In the entries below, list every line that contains the string "road" and copy each one in full. Treat uppercase and lowercase as different.

Records for the task:
────────────────────
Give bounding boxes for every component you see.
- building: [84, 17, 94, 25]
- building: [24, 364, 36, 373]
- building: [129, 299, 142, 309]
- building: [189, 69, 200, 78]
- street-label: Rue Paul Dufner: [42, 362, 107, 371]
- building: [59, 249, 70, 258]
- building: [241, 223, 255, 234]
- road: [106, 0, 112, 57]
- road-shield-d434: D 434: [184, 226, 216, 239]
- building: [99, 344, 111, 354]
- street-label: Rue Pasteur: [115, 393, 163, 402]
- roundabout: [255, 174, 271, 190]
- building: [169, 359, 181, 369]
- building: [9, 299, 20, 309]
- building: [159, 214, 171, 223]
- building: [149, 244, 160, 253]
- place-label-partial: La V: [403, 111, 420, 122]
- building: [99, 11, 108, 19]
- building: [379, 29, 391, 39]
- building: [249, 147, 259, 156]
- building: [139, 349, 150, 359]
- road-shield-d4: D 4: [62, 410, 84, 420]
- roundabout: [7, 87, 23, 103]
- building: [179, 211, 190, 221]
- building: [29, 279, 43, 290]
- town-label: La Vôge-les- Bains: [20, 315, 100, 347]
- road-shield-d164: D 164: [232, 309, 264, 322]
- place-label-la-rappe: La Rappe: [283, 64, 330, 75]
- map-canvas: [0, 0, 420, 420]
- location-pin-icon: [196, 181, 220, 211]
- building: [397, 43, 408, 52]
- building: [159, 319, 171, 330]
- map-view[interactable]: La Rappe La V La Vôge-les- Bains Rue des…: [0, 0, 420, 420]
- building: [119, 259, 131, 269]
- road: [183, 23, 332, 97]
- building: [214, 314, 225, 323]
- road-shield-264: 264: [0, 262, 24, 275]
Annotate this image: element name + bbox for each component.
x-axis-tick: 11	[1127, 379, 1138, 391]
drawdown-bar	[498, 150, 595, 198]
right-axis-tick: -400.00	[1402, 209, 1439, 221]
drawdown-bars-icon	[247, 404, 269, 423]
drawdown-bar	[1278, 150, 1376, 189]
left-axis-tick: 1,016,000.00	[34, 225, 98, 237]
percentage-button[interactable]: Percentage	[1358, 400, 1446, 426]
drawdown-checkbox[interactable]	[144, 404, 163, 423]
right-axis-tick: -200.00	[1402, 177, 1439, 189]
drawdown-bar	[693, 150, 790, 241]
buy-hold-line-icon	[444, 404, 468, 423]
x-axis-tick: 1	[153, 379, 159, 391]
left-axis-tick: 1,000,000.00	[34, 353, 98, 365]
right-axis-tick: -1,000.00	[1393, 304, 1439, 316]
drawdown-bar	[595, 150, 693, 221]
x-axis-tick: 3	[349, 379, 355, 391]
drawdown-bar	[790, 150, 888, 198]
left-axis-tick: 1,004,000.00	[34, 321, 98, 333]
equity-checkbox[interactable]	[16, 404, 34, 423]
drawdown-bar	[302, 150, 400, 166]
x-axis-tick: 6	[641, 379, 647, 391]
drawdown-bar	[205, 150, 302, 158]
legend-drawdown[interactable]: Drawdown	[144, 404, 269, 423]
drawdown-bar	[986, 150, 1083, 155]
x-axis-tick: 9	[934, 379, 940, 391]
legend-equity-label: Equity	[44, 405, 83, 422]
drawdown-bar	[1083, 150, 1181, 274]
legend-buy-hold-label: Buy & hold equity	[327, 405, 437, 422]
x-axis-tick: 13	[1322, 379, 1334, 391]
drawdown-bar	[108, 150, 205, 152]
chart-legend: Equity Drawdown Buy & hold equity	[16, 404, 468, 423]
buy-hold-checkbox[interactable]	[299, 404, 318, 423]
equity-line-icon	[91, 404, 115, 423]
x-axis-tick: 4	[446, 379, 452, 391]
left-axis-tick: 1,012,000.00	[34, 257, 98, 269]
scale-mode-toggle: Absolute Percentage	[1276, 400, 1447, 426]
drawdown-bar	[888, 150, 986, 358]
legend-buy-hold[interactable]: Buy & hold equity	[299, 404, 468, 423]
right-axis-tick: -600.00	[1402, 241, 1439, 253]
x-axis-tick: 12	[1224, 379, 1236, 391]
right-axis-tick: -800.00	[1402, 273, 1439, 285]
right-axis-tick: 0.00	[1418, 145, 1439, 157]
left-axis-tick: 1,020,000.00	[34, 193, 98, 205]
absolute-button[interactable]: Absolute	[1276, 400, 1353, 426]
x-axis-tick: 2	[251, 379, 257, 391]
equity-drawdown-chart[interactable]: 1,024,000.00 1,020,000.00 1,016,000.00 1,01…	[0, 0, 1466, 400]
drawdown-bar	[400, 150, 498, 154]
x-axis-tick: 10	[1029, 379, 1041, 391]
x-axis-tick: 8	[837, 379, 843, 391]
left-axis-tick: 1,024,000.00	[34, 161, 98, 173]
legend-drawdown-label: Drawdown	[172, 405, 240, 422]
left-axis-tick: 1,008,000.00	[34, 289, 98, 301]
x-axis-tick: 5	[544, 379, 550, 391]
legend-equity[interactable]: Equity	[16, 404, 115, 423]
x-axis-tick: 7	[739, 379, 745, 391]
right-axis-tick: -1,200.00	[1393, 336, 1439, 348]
────────────────────
Task result:
- road: [106, 0, 112, 57]
- road-shield-d434: D 434: [184, 226, 216, 239]
- road-shield-d4: D 4: [62, 410, 84, 420]
- road-shield-d164: D 164: [232, 309, 264, 322]
- road: [183, 23, 332, 97]
- road-shield-264: 264: [0, 262, 24, 275]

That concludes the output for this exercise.